══ DATASET EXCERPTS ══
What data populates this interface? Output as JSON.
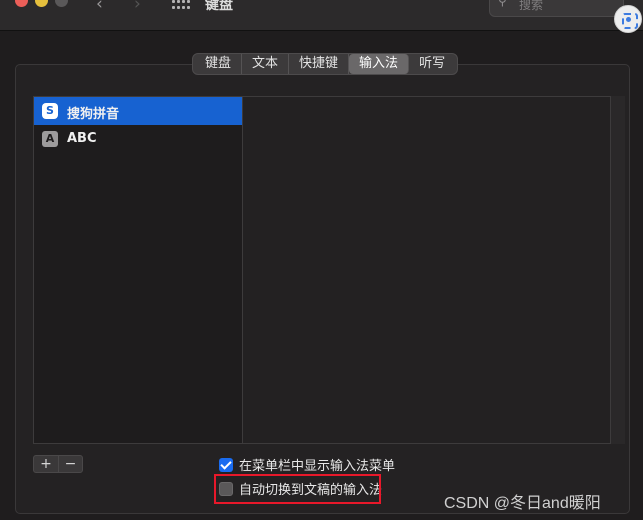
{
  "window": {
    "title": "键盘",
    "nav_back": "‹",
    "nav_forward": "›"
  },
  "search": {
    "icon": "magnifier",
    "placeholder": "搜索"
  },
  "tabs": [
    {
      "label": "键盘",
      "active": false
    },
    {
      "label": "文本",
      "active": false
    },
    {
      "label": "快捷键",
      "active": false
    },
    {
      "label": "输入法",
      "active": true
    },
    {
      "label": "听写",
      "active": false
    }
  ],
  "input_sources": [
    {
      "label": "搜狗拼音",
      "icon_text": "S",
      "selected": true
    },
    {
      "label": "ABC",
      "icon_text": "A",
      "selected": false
    }
  ],
  "list_controls": {
    "add": "+",
    "remove": "−"
  },
  "options": {
    "show_menu": {
      "label": "在菜单栏中显示输入法菜单",
      "checked": true
    },
    "auto_switch": {
      "label": "自动切换到文稿的输入法",
      "checked": false
    }
  },
  "watermark": "CSDN @冬日and暖阳",
  "colors": {
    "accent": "#1762d1",
    "highlight": "#e8182a"
  }
}
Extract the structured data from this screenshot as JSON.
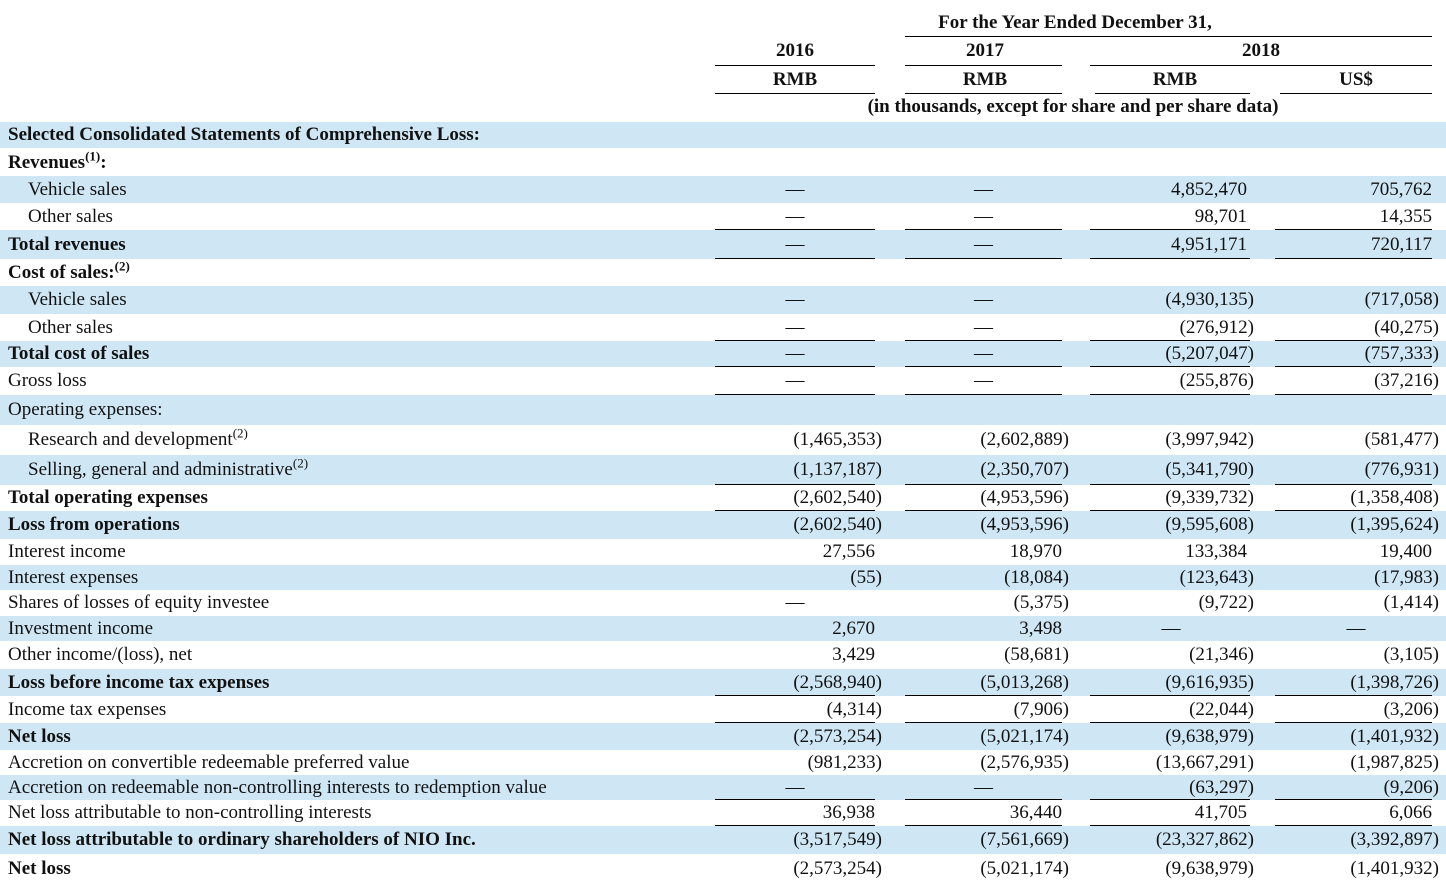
{
  "header": {
    "period": "For the Year Ended December 31,",
    "years": [
      "2016",
      "2017",
      "2018"
    ],
    "currencies": [
      "RMB",
      "RMB",
      "RMB",
      "US$"
    ],
    "unit_note": "(in thousands, except for share and per share data)"
  },
  "table": {
    "rows": [
      {
        "label": "Selected Consolidated Statements of Comprehensive Loss:",
        "sup": "",
        "bold": true,
        "indent": false,
        "values": [
          "",
          "",
          "",
          ""
        ]
      },
      {
        "label": "Revenues",
        "sup": "(1)",
        "suffix": ":",
        "bold": true,
        "indent": false,
        "values": [
          "",
          "",
          "",
          ""
        ]
      },
      {
        "label": "Vehicle sales",
        "sup": "",
        "bold": false,
        "indent": true,
        "values": [
          "—",
          "—",
          "4,852,470",
          "705,762"
        ]
      },
      {
        "label": "Other sales",
        "sup": "",
        "bold": false,
        "indent": true,
        "values": [
          "—",
          "—",
          "98,701",
          "14,355"
        ]
      },
      {
        "label": "Total revenues",
        "sup": "",
        "bold": true,
        "indent": false,
        "values": [
          "—",
          "—",
          "4,951,171",
          "720,117"
        ]
      },
      {
        "label": "Cost of sales:",
        "sup": "(2)",
        "bold": true,
        "indent": false,
        "values": [
          "",
          "",
          "",
          ""
        ]
      },
      {
        "label": "Vehicle sales",
        "sup": "",
        "bold": false,
        "indent": true,
        "values": [
          "—",
          "—",
          "(4,930,135)",
          "(717,058)"
        ]
      },
      {
        "label": "Other sales",
        "sup": "",
        "bold": false,
        "indent": true,
        "values": [
          "—",
          "—",
          "(276,912)",
          "(40,275)"
        ]
      },
      {
        "label": "Total cost of sales",
        "sup": "",
        "bold": true,
        "indent": false,
        "values": [
          "—",
          "—",
          "(5,207,047)",
          "(757,333)"
        ]
      },
      {
        "label": "Gross loss",
        "sup": "",
        "bold": false,
        "indent": false,
        "values": [
          "—",
          "—",
          "(255,876)",
          "(37,216)"
        ]
      },
      {
        "label": "Operating expenses:",
        "sup": "",
        "bold": false,
        "indent": false,
        "values": [
          "",
          "",
          "",
          ""
        ]
      },
      {
        "label": "Research and development",
        "sup": "(2)",
        "bold": false,
        "indent": true,
        "values": [
          "(1,465,353)",
          "(2,602,889)",
          "(3,997,942)",
          "(581,477)"
        ]
      },
      {
        "label": "Selling, general and administrative",
        "sup": "(2)",
        "bold": false,
        "indent": true,
        "values": [
          "(1,137,187)",
          "(2,350,707)",
          "(5,341,790)",
          "(776,931)"
        ]
      },
      {
        "label": "Total operating expenses",
        "sup": "",
        "bold": true,
        "indent": false,
        "values": [
          "(2,602,540)",
          "(4,953,596)",
          "(9,339,732)",
          "(1,358,408)"
        ]
      },
      {
        "label": "Loss from operations",
        "sup": "",
        "bold": true,
        "indent": false,
        "values": [
          "(2,602,540)",
          "(4,953,596)",
          "(9,595,608)",
          "(1,395,624)"
        ]
      },
      {
        "label": "Interest income",
        "sup": "",
        "bold": false,
        "indent": false,
        "values": [
          "27,556",
          "18,970",
          "133,384",
          "19,400"
        ]
      },
      {
        "label": "Interest expenses",
        "sup": "",
        "bold": false,
        "indent": false,
        "values": [
          "(55)",
          "(18,084)",
          "(123,643)",
          "(17,983)"
        ]
      },
      {
        "label": "Shares of losses of equity investee",
        "sup": "",
        "bold": false,
        "indent": false,
        "values": [
          "—",
          "(5,375)",
          "(9,722)",
          "(1,414)"
        ]
      },
      {
        "label": "Investment income",
        "sup": "",
        "bold": false,
        "indent": false,
        "values": [
          "2,670",
          "3,498",
          "—",
          "—"
        ]
      },
      {
        "label": "Other income/(loss), net",
        "sup": "",
        "bold": false,
        "indent": false,
        "values": [
          "3,429",
          "(58,681)",
          "(21,346)",
          "(3,105)"
        ]
      },
      {
        "label": "Loss before income tax expenses",
        "sup": "",
        "bold": true,
        "indent": false,
        "values": [
          "(2,568,940)",
          "(5,013,268)",
          "(9,616,935)",
          "(1,398,726)"
        ]
      },
      {
        "label": "Income tax expenses",
        "sup": "",
        "bold": false,
        "indent": false,
        "values": [
          "(4,314)",
          "(7,906)",
          "(22,044)",
          "(3,206)"
        ]
      },
      {
        "label": "Net loss",
        "sup": "",
        "bold": true,
        "indent": false,
        "values": [
          "(2,573,254)",
          "(5,021,174)",
          "(9,638,979)",
          "(1,401,932)"
        ]
      },
      {
        "label": "Accretion on convertible redeemable preferred value",
        "sup": "",
        "bold": false,
        "indent": false,
        "values": [
          "(981,233)",
          "(2,576,935)",
          "(13,667,291)",
          "(1,987,825)"
        ]
      },
      {
        "label": "Accretion on redeemable non-controlling interests to redemption value",
        "sup": "",
        "bold": false,
        "indent": false,
        "values": [
          "—",
          "—",
          "(63,297)",
          "(9,206)"
        ]
      },
      {
        "label": "Net loss attributable to non-controlling interests",
        "sup": "",
        "bold": false,
        "indent": false,
        "values": [
          "36,938",
          "36,440",
          "41,705",
          "6,066"
        ]
      },
      {
        "label": "Net loss attributable to ordinary shareholders of NIO Inc.",
        "sup": "",
        "bold": true,
        "indent": false,
        "values": [
          "(3,517,549)",
          "(7,561,669)",
          "(23,327,862)",
          "(3,392,897)"
        ]
      },
      {
        "label": "Net loss",
        "sup": "",
        "bold": true,
        "indent": false,
        "values": [
          "(2,573,254)",
          "(5,021,174)",
          "(9,638,979)",
          "(1,401,932)"
        ]
      }
    ]
  }
}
═══
● AIM OF THE EXERCISE:
Show all lines from the data above in which the word "Total" appears.

● ANSWER TO THIS PROBLEM:
        "label": "Total revenues",
        "label": "Total cost of sales",
        "label": "Total operating expenses",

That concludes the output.